=== DATA LINES ===
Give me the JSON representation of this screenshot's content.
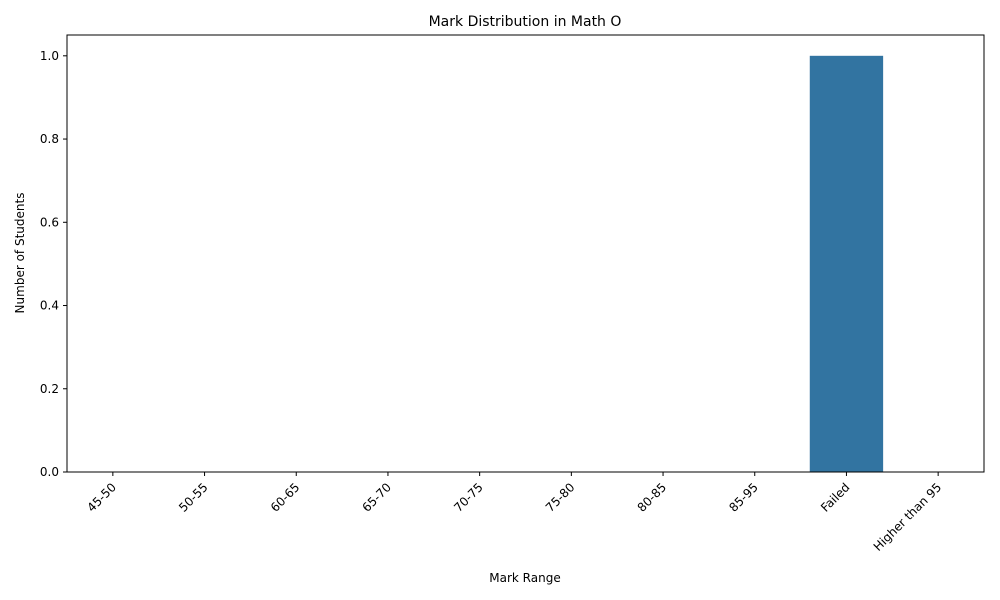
{
  "chart_data": {
    "type": "bar",
    "title": "Mark Distribution in Math O",
    "xlabel": "Mark Range",
    "ylabel": "Number of Students",
    "categories": [
      "45-50",
      "50-55",
      "60-65",
      "65-70",
      "70-75",
      "75-80",
      "80-85",
      "85-95",
      "Failed",
      "Higher than 95"
    ],
    "values": [
      0,
      0,
      0,
      0,
      0,
      0,
      0,
      0,
      1,
      0
    ],
    "ylim": [
      0,
      1.05
    ],
    "yticks": [
      0.0,
      0.2,
      0.4,
      0.6,
      0.8,
      1.0
    ],
    "ytick_labels": [
      "0.0",
      "0.2",
      "0.4",
      "0.6",
      "0.8",
      "1.0"
    ],
    "bar_color": "#3274a1",
    "grid": false,
    "legend": "none"
  }
}
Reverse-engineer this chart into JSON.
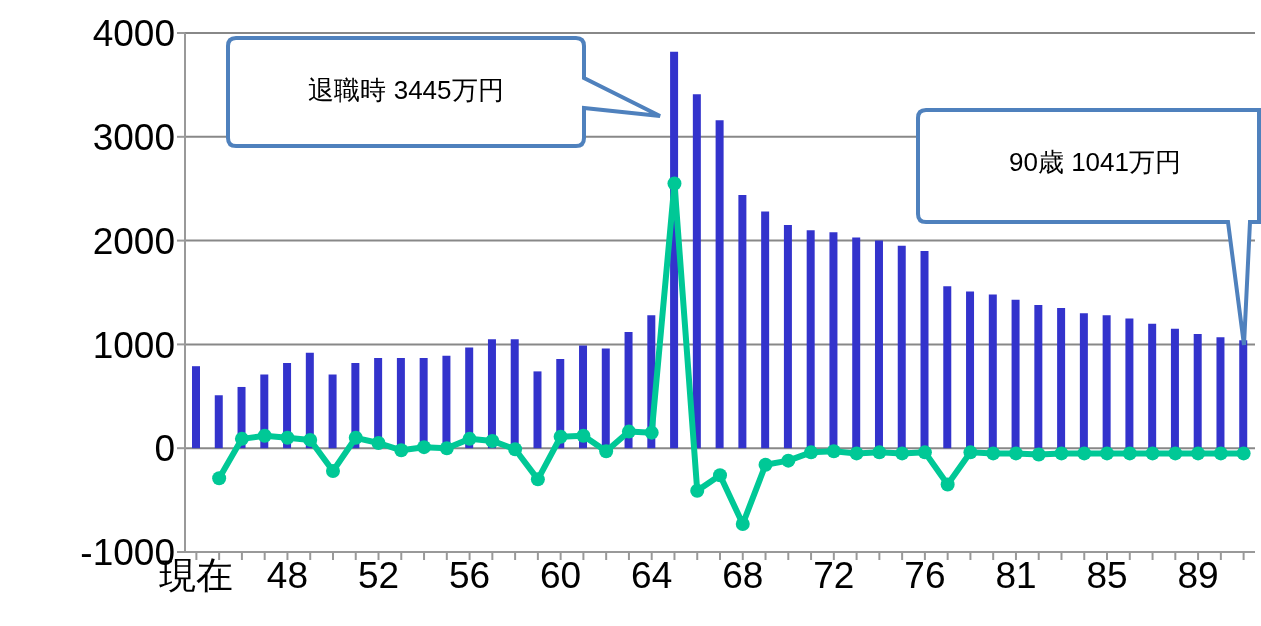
{
  "chart_data": {
    "type": "bar",
    "categories": [
      "現在",
      null,
      null,
      null,
      "48",
      null,
      null,
      null,
      "52",
      null,
      null,
      null,
      "56",
      null,
      null,
      null,
      "60",
      null,
      null,
      null,
      "64",
      null,
      null,
      null,
      "68",
      null,
      null,
      null,
      "72",
      null,
      null,
      null,
      "76",
      null,
      null,
      null,
      "81",
      null,
      null,
      null,
      "85",
      null,
      null,
      null,
      "89",
      null,
      null
    ],
    "series": [
      {
        "color": "#3333cc",
        "values": [
          790,
          510,
          590,
          710,
          820,
          920,
          710,
          820,
          870,
          870,
          870,
          890,
          970,
          1050,
          1050,
          740,
          860,
          990,
          960,
          1120,
          1280,
          3820,
          3410,
          3160,
          2440,
          2280,
          2150,
          2100,
          2080,
          2030,
          2000,
          1950,
          1900,
          1560,
          1510,
          1480,
          1430,
          1380,
          1350,
          1300,
          1280,
          1250,
          1200,
          1150,
          1100,
          1070,
          1041
        ]
      },
      {
        "type": "line",
        "color": "#00c896",
        "values": [
          null,
          -290,
          90,
          120,
          100,
          80,
          -220,
          100,
          50,
          -20,
          10,
          0,
          90,
          70,
          -10,
          -300,
          110,
          120,
          -30,
          160,
          150,
          2550,
          -410,
          -260,
          -730,
          -160,
          -120,
          -40,
          -30,
          -50,
          -40,
          -50,
          -40,
          -350,
          -40,
          -50,
          -50,
          -60,
          -50,
          -50,
          -50,
          -50,
          -50,
          -50,
          -50,
          -50,
          -50
        ]
      }
    ],
    "ylim": [
      -1000,
      4000
    ],
    "yticks": [
      -1000,
      0,
      1000,
      2000,
      3000,
      4000
    ],
    "grid": "y",
    "marker": "circle",
    "legend": false,
    "annotations": [
      "退職時 3445万円",
      "90歳 1041万円"
    ]
  }
}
===
_WHAT IS REQUIRED_
Every line of the material is to be quoted exactly, with no pictures carried over.

_ANSWER IN FULL_
Give me the JSON representation of this screenshot's content.
{
  "chart_data": {
    "type": "bar",
    "title": "Mark Distribution in Math O",
    "xlabel": "Mark Range",
    "ylabel": "Number of Students",
    "categories": [
      "45-50",
      "50-55",
      "60-65",
      "65-70",
      "70-75",
      "75-80",
      "80-85",
      "85-95",
      "Failed",
      "Higher than 95"
    ],
    "values": [
      0,
      0,
      0,
      0,
      0,
      0,
      0,
      0,
      1,
      0
    ],
    "ylim": [
      0,
      1.05
    ],
    "yticks": [
      0.0,
      0.2,
      0.4,
      0.6,
      0.8,
      1.0
    ],
    "ytick_labels": [
      "0.0",
      "0.2",
      "0.4",
      "0.6",
      "0.8",
      "1.0"
    ],
    "bar_color": "#3274a1",
    "grid": false,
    "legend": "none"
  }
}
Reverse-engineer this chart into JSON.
{
  "chart_data": {
    "type": "bar",
    "categories": [
      "現在",
      null,
      null,
      null,
      "48",
      null,
      null,
      null,
      "52",
      null,
      null,
      null,
      "56",
      null,
      null,
      null,
      "60",
      null,
      null,
      null,
      "64",
      null,
      null,
      null,
      "68",
      null,
      null,
      null,
      "72",
      null,
      null,
      null,
      "76",
      null,
      null,
      null,
      "81",
      null,
      null,
      null,
      "85",
      null,
      null,
      null,
      "89",
      null,
      null
    ],
    "series": [
      {
        "color": "#3333cc",
        "values": [
          790,
          510,
          590,
          710,
          820,
          920,
          710,
          820,
          870,
          870,
          870,
          890,
          970,
          1050,
          1050,
          740,
          860,
          990,
          960,
          1120,
          1280,
          3820,
          3410,
          3160,
          2440,
          2280,
          2150,
          2100,
          2080,
          2030,
          2000,
          1950,
          1900,
          1560,
          1510,
          1480,
          1430,
          1380,
          1350,
          1300,
          1280,
          1250,
          1200,
          1150,
          1100,
          1070,
          1041
        ]
      },
      {
        "type": "line",
        "color": "#00c896",
        "values": [
          null,
          -290,
          90,
          120,
          100,
          80,
          -220,
          100,
          50,
          -20,
          10,
          0,
          90,
          70,
          -10,
          -300,
          110,
          120,
          -30,
          160,
          150,
          2550,
          -410,
          -260,
          -730,
          -160,
          -120,
          -40,
          -30,
          -50,
          -40,
          -50,
          -40,
          -350,
          -40,
          -50,
          -50,
          -60,
          -50,
          -50,
          -50,
          -50,
          -50,
          -50,
          -50,
          -50,
          -50
        ]
      }
    ],
    "ylim": [
      -1000,
      4000
    ],
    "yticks": [
      -1000,
      0,
      1000,
      2000,
      3000,
      4000
    ],
    "grid": "y",
    "marker": "circle",
    "legend": false,
    "annotations": [
      "退職時 3445万円",
      "90歳 1041万円"
    ]
  }
}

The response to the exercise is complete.